__TEXT EXTRACT__:
==========

The Dutch Post-Impressionist painter, Vincent Van Gogh (1853 – 1890), was particularly interested in Sowers throughout his artistic career.

He made more than 30 drawings and paintings on this theme, and my focus is the painting “The Sower at Sunset”.

This painting was completed by Van Gogh in 1888 in Arles, Provence, during his somewhat intense and turbulent friendship with the French artist Paul Gauguin in the Yellow House.

The Yellow House also features in Van Gogh’s paintings.

The picture shows, somewhat obviously, a person out in a field scattering seeds.

When I look at the action of the person sowing, the word “indiscriminate” comes to mind.

I picture the flow of the hand and arm from the seed bag to the ground – backwards and forwards, the seed is flung, which is the intention of the one sowing.

Freely and with gay abandon, the seed is spread.

The striking aspect of this painting is that the ripe corn can still be seen behind the Sower, who sows the cultivated land with a broad arm gesture.

However, the Sower is not walking among the fertility of what has been sown ( and grown); instead, the Sower is walking on the cultivated soil – the what might be – and indeed, the Sower and the ploughed land share the same colour.

Principally, the question I am left with for reflecting is might I find my God more in what is to come; the ploughed field, rather than in what has been; the fertile field of corn?

==========

__WHAT IS ASKED__: Copy word for word the part of the passage on Van Gogh's "The Sower at Sunset" between "When I look" and "the one sowing.", inclusive.

==========

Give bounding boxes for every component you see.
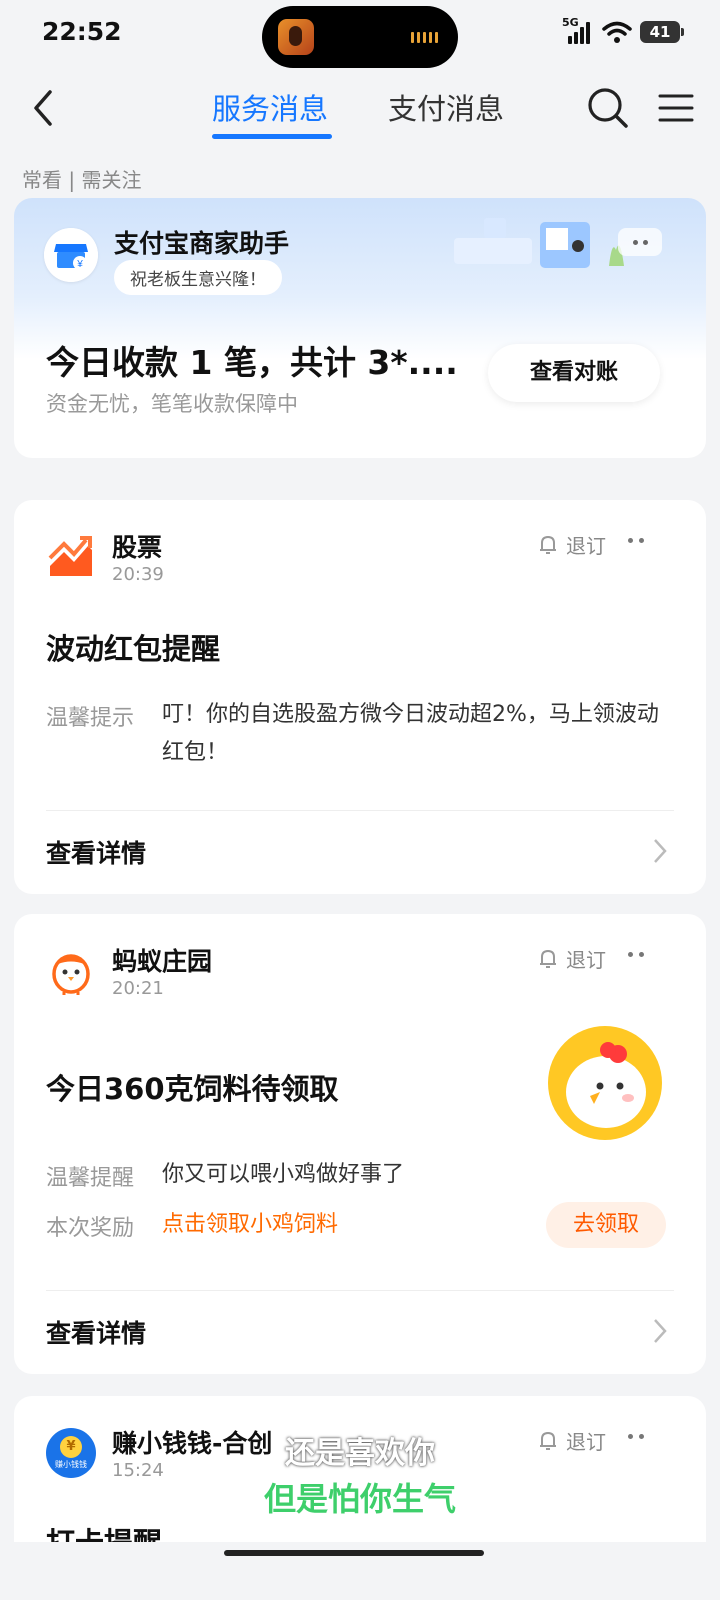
card-more-icon[interactable] [628,952,644,957]
menu-icon[interactable] [656,90,696,126]
merchant-greeting: 祝老板生意兴隆！ [114,260,282,295]
chicken-illustration [548,1026,662,1140]
message-card-ant-farm[interactable]: 蚂蚁庄园 20:21 退订 今日360克饲料待领取 温馨提醒 你又可以喂小鸡做好… [14,914,706,1374]
search-icon[interactable] [586,86,630,130]
view-details-link[interactable]: 查看详情 [46,1314,146,1350]
card-time: 20:39 [112,564,164,585]
card-headline: 波动红包提醒 [46,632,221,666]
wifi-icon [602,21,632,43]
card-sender-name: 蚂蚁庄园 [112,947,213,976]
video-subtitle-line-1: 还是喜欢你 [285,1436,435,1471]
merchant-title: 支付宝商家助手 [114,229,290,258]
chick-icon [52,954,90,995]
status-time: 22:52 [42,17,122,46]
row-value: 你又可以喂小鸡做好事了 [162,1162,405,1187]
now-playing-app-icon [278,19,314,55]
today-income-headline: 今日收款 1 笔，共计 3*.... [46,343,458,382]
divider [46,1290,674,1291]
video-subtitle-line-2: 但是怕你生气 [263,1480,456,1518]
unsubscribe-label: 退订 [566,948,606,972]
claim-button[interactable]: 去领取 [546,1202,666,1248]
bell-icon [540,535,556,554]
tab-payment-messages[interactable]: 支付消息 [388,86,504,128]
row-label: 温馨提醒 [46,1166,135,1191]
card-time: 20:21 [112,978,164,999]
audio-wave-icon [411,32,438,43]
battery-icon: 41 [640,21,684,43]
card-headline: 今日360克饲料待领取 [46,1072,339,1106]
card-headline: 打卡提醒 [46,1520,162,1542]
home-indicator[interactable] [224,1550,484,1556]
merchant-more-icon[interactable] [618,228,662,256]
bell-icon [540,949,556,968]
unsubscribe-label: 退订 [566,534,606,558]
svg-text:¥: ¥ [76,259,83,270]
merchant-assistant-card[interactable]: ¥ 支付宝商家助手 祝老板生意兴隆！ 今日收款 1 笔，共计 3*.... 资金… [14,198,706,458]
stock-trend-icon [48,536,92,576]
dynamic-island[interactable] [262,6,458,68]
income-subtext: 资金无忧，笔笔收款保障中 [46,392,298,416]
tab-service-messages[interactable]: 服务消息 [212,86,328,128]
chevron-right-icon [654,839,667,863]
status-icons: 5G 41 [562,16,684,46]
row-value: 叮！你的自选股盈方微今日波动超2%，马上领波动红包！ [162,702,659,765]
network-type: 5G [562,16,579,29]
view-reconciliation-button[interactable]: 查看对账 [488,344,660,402]
back-icon[interactable] [26,86,66,130]
cellular-signal-icon: 5G [562,16,594,46]
unsubscribe-button[interactable]: 退订 [538,530,606,559]
row-label: 温馨提示 [46,706,135,731]
divider [46,810,674,811]
card-sender-name: 股票 [112,533,163,562]
chevron-right-icon [654,1319,667,1343]
card-more-icon[interactable] [628,538,644,543]
row-label: 本次奖励 [46,1216,135,1241]
merchant-store-icon: ¥ [44,228,98,282]
top-navigation: 服务消息 支付消息 [0,72,720,152]
active-tab-indicator [212,134,332,139]
view-details-link[interactable]: 查看详情 [46,834,146,870]
status-bar: 22:52 5G 41 [0,0,720,70]
filter-label[interactable]: 常看 | 需关注 [22,164,141,193]
unsubscribe-button[interactable]: 退订 [538,944,606,973]
message-card-stock[interactable]: 股票 20:39 退订 波动红包提醒 温馨提示 叮！你的自选股盈方微今日波动超2… [14,500,706,894]
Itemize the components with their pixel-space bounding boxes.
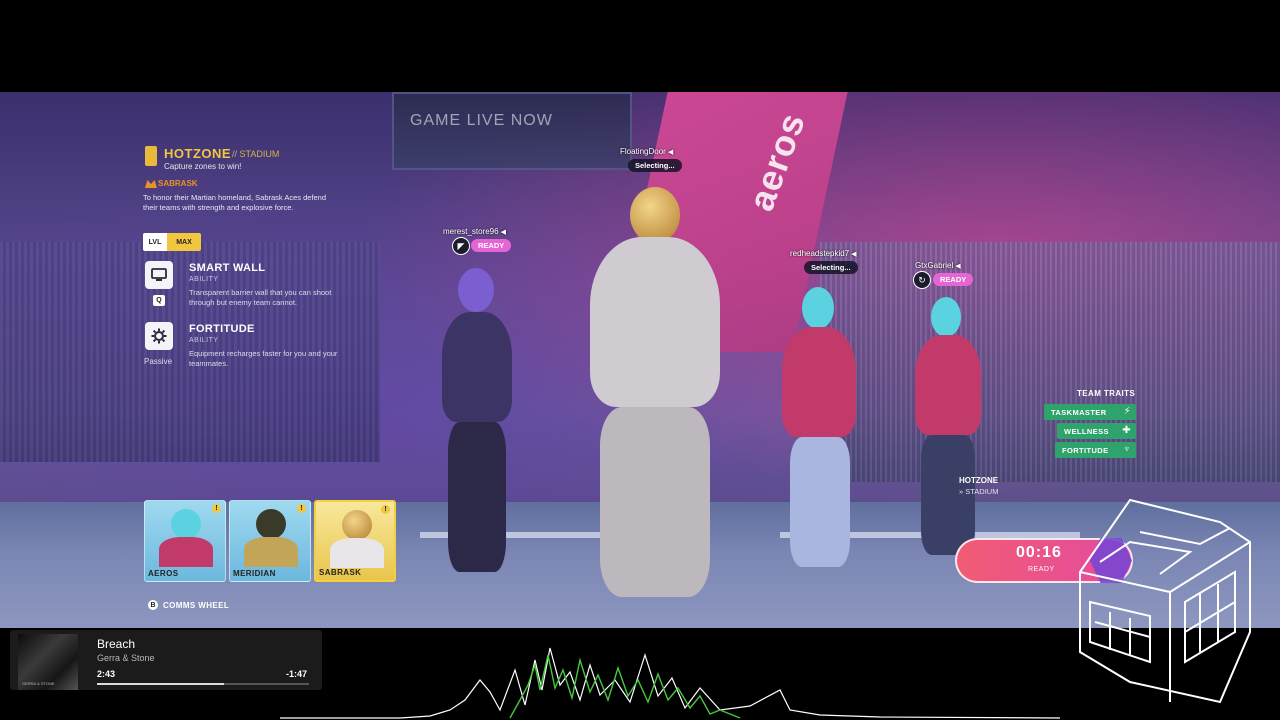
progress-fill: [97, 683, 225, 685]
character-card-sabrask[interactable]: ! SABRASK: [314, 500, 396, 582]
card-name: SABRASK: [319, 568, 362, 577]
trait-taskmaster[interactable]: TASKMASTER ⚡: [1044, 404, 1136, 420]
comms-key-badge: B: [148, 600, 158, 610]
player-name-redhead: redheadstepkid7 ◀: [790, 249, 857, 258]
passive-label: Passive: [144, 357, 173, 366]
trait-label: WELLNESS: [1064, 426, 1109, 436]
speaker-icon: ◀: [955, 263, 961, 270]
card-body: [159, 537, 213, 567]
character-card-meridian[interactable]: ! MERIDIAN: [229, 500, 311, 582]
trait-wellness[interactable]: WELLNESS ✚: [1057, 423, 1136, 439]
character-pink-right: [905, 297, 1005, 567]
character-name: SABRASK: [158, 179, 198, 188]
track-title: Breach: [97, 637, 136, 651]
waveform-white: [280, 647, 1060, 719]
trait-fortitude[interactable]: FORTITUDE ♆: [1055, 442, 1136, 458]
speaker-icon: ◀: [667, 149, 674, 156]
mode-description: Capture zones to win!: [164, 162, 242, 171]
card-body: [244, 537, 298, 567]
player-name-merest: merest_store96 ◀: [443, 227, 506, 236]
hotzone-mode-icon: [145, 146, 157, 166]
player-name-gtxgabriel: GtxGabriel ◀: [915, 261, 961, 270]
map-location: » STADIUM: [959, 487, 999, 496]
character-purple: [420, 262, 550, 602]
track-artist: Gerra & Stone: [97, 653, 155, 663]
album-art-text: GERRA & STONE: [22, 681, 55, 686]
ability-name: FORTITUDE: [189, 323, 255, 335]
card-body: [330, 538, 384, 568]
character-card-aeros[interactable]: ! AEROS: [144, 500, 226, 582]
ability-key-badge: Q: [153, 295, 165, 306]
team-traits-title: TEAM TRAITS: [1077, 389, 1136, 398]
ability-name: SMART WALL: [189, 262, 266, 274]
comms-wheel-label[interactable]: COMMS WHEEL: [163, 601, 229, 610]
player-rank-icon: ↻: [913, 271, 931, 289]
character-pink-left: [760, 287, 880, 577]
wireframe-cube-logo: [1079, 498, 1251, 704]
alert-icon: !: [381, 505, 390, 514]
ability-description: Equipment recharges faster for you and y…: [189, 349, 338, 368]
trait-label: TASKMASTER: [1051, 407, 1107, 417]
alert-icon: !: [212, 504, 221, 513]
fortitude-icon: ♆: [1123, 444, 1131, 455]
trait-label: FORTITUDE: [1062, 445, 1109, 455]
player-status-selecting: Selecting...: [804, 261, 858, 274]
wellness-icon: ✚: [1122, 425, 1131, 436]
player-status-ready: READY: [471, 239, 512, 252]
level-value: MAX: [167, 233, 201, 251]
card-name: MERIDIAN: [233, 569, 276, 578]
waveform-green: [509, 654, 741, 719]
level-indicator: LVL MAX: [143, 233, 201, 251]
mode-subtitle: // STADIUM: [232, 149, 280, 159]
card-portrait: [342, 510, 372, 540]
character-astronaut: [560, 187, 750, 627]
player-rank-icon: ◤: [452, 237, 470, 255]
speaker-icon: ◀: [500, 229, 506, 236]
card-portrait: [171, 509, 201, 539]
player-status-selecting: Selecting...: [628, 159, 682, 172]
speaker-icon: ◀: [851, 251, 857, 258]
timer-state: READY: [1028, 566, 1055, 573]
stadium-screen-text: GAME LIVE NOW: [410, 112, 553, 129]
ability-type: ABILITY: [189, 276, 219, 283]
gear-icon[interactable]: [145, 322, 173, 350]
taskmaster-icon: ⚡: [1123, 406, 1131, 417]
card-name: AEROS: [148, 569, 179, 578]
crowd-right: [820, 242, 1280, 482]
monitor-icon[interactable]: [145, 261, 173, 289]
map-mode: HOTZONE: [959, 476, 999, 485]
player-name-floatingdoor: FloatingDoor ◀: [620, 147, 674, 156]
alert-icon: !: [297, 504, 306, 513]
character-description: To honor their Martian homeland, Sabrask…: [143, 193, 327, 212]
card-portrait: [256, 509, 286, 539]
player-status-ready: READY: [933, 273, 974, 286]
timer-time: 00:16: [1016, 544, 1062, 561]
album-art: GERRA & STONE: [18, 634, 78, 690]
level-label: LVL: [143, 233, 167, 251]
ability-description: Transparent barrier wall that you can sh…: [189, 288, 332, 307]
mode-title: HOTZONE: [164, 146, 232, 161]
audio-waveform: [280, 647, 1060, 719]
time-elapsed: 2:43: [97, 669, 116, 679]
stadium-screen: [392, 92, 632, 170]
ability-type: ABILITY: [189, 337, 219, 344]
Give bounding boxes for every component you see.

==========

__OUTPUT OF THE EXERCISE__:
When I look at the action of the person sowing, the word “indiscriminate” comes to mind.

I picture the flow of the hand and arm from the seed bag to the ground – backwards and forwards, the seed is flung, which is the intention of the one sowing.